*EXERCISE 1:*
Answer these questions about the forum thread:
(a) Which version of the software does [Kronus] say he uses?
(b) What size does [Ichigo] request?
(c) What does OrangeKingdom ask to have removed?

*DOCUMENT:*
◇ ◇ ◇

Take my current avatar and remove everything inside the "O" and then inside it the word "Fill" with maybe a design but make it readable.

Kinda a cute little play off my name. Fill-O hehe.

If not I understand your busy. Thanks for the signature atleast.

----------


## Ground Zero

Bah, Did you just use CS3? or Do you have CS4 (is that even out yet)? 

What programs did you use, im thinking of learning. ^^

----------


## [Kronus]

I use CS3. But CS4 is out if you would like to try it. I personally like CS2 or 3.

@ Fillo
How is this?

----------


## omfgwtflolmfao

Render: Planet Renders // Renders - PC Game Renders/Ice Dragon WoW
Size: Default Size
Colors: Blue and black
Text: Lolowned
Additional Information: Could you make me an avatar too?

Also I will be using this on another forum.

----------


## OrangeKingdom

wow Kro that is DOPE.

Could you simply remove the hyphen (-) and it would be perfect omg i love you.

----------


## [Kronus]

/kiss

----------


## OrangeKingdom

thank you SO much its appreciated <3

----------


## [Kronus]

First animated sig.

----------


## omfgwtflolmfao

> First animated sig.


Oh my gawd that is amazing! You sir have excellent skill. +Rep I am in your debt =)

EDIT: >_> Gotta spread.

----------


## [Kronus]

Thanks, i might do some more animated signatures. They take so much more time though haha.

----------


## P1raten

I have more rep than you >.>

Awesome work. +rep for being helpfull!

----------


## jerrkan

REnder:Planet Renders // Renders - Movie and TV Show Renders/300 - Leonidas
size:450x125)
colors: Take something cool  :Smile: 
Main Text:Jerrkan
sub text: WowVirtue Owner
additional infoormation: 

Also +rep x2 for this great service  :Smile:

----------


## [Ichigo]

Render: Planet Renders // Renders - PC Game Renders/WoW Night elf
Size: (400x125)
Colors: Choose them for me  :Wink: 
Text: Elrebririon
Additional Information:


Also,I would like to have an avatar like iRaw one's?(Text : elre ) .

Thank you in advance.

----------


## RyeRye

> Also,I would like to have an avatar like iRaw one's?(Text : elre ) .
> Thank you in advance.


 :Wink: 

Render: Anything WoW, Super heros, or anything like that. I'll let you freestyle it.
Size: I guess regular size.
Colors: Colorful colors  :Big Grin:  
Text: RyeRye
Additional Information: Think I could get an avatar too? And if you could make it animated that would be awesome! I like omfgwtflolmfao sig.

Thanks a million.

----------


## Dragonshadow

This is ****ing SICK!

Does it have to be from planetrenders, or can I link you an image?

----------


## Reflection

DS, does that mean I still have to do your signature? :P Kinda busy currently.

----------


## Dragonshadow

> DS, does that mean I still have to do your signature? :P Kinda busy currently.



I don't know whos better lol x_x
I want a sig, avatar, and Source (tf2, l4d) spray from it lol.

----------


## Confucius

don't need sig/avatar anymore ^^

----------


## exalier

*Render:* Planet Renders // Renders - PC Game Renders/Death Knight Female
*Size:* (400x125)

◇ ◇ ◇

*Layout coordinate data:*
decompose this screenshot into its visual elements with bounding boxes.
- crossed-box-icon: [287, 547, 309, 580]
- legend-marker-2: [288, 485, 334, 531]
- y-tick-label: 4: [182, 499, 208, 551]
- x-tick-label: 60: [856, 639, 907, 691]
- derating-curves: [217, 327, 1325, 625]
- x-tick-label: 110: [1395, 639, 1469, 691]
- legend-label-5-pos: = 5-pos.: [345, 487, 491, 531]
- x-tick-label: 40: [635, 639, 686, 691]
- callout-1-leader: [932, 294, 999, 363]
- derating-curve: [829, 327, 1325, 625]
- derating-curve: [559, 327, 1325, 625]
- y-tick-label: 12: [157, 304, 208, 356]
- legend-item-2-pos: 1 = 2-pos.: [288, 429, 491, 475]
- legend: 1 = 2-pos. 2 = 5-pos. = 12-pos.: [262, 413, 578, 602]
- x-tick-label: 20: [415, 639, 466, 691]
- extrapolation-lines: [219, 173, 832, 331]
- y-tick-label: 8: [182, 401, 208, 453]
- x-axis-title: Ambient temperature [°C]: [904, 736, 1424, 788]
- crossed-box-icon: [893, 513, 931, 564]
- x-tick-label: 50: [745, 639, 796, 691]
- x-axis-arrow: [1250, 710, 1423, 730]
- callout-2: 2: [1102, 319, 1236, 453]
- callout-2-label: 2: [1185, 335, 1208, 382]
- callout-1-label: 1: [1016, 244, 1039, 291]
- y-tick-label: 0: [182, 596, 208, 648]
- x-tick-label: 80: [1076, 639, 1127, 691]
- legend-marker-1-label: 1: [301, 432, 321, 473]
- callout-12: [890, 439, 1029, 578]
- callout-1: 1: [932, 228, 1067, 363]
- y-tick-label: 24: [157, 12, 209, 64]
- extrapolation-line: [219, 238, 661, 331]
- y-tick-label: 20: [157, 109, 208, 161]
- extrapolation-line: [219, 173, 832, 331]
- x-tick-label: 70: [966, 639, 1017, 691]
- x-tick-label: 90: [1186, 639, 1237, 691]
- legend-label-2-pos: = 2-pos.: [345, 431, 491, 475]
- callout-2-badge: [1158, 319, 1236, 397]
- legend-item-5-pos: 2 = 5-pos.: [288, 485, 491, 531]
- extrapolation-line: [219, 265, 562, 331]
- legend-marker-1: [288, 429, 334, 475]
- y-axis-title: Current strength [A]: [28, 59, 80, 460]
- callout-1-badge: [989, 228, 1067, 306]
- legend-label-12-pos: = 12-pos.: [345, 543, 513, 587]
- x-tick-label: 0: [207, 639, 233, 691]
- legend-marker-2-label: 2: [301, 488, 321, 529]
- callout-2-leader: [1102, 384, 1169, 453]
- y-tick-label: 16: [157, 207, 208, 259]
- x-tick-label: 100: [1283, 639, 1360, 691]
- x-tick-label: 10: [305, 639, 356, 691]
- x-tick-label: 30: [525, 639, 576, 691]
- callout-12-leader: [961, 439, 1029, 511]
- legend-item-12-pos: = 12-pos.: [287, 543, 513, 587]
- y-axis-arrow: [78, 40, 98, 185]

◇ ◇ ◇

*EXERCISE 2:*
Copy everything in the entries from the very first line down to the line containing "- x-tick-label: 110: [1395, 639, 1469, 691]", including that line.

*EXERCISE RESPONSE 1:*
(a) CS3
(b) (400x125)
(c) The hyphen (-)

*EXERCISE RESPONSE 2:*
decompose this screenshot into its visual elements with bounding boxes.
- crossed-box-icon: [287, 547, 309, 580]
- legend-marker-2: [288, 485, 334, 531]
- y-tick-label: 4: [182, 499, 208, 551]
- x-tick-label: 60: [856, 639, 907, 691]
- derating-curves: [217, 327, 1325, 625]
- x-tick-label: 110: [1395, 639, 1469, 691]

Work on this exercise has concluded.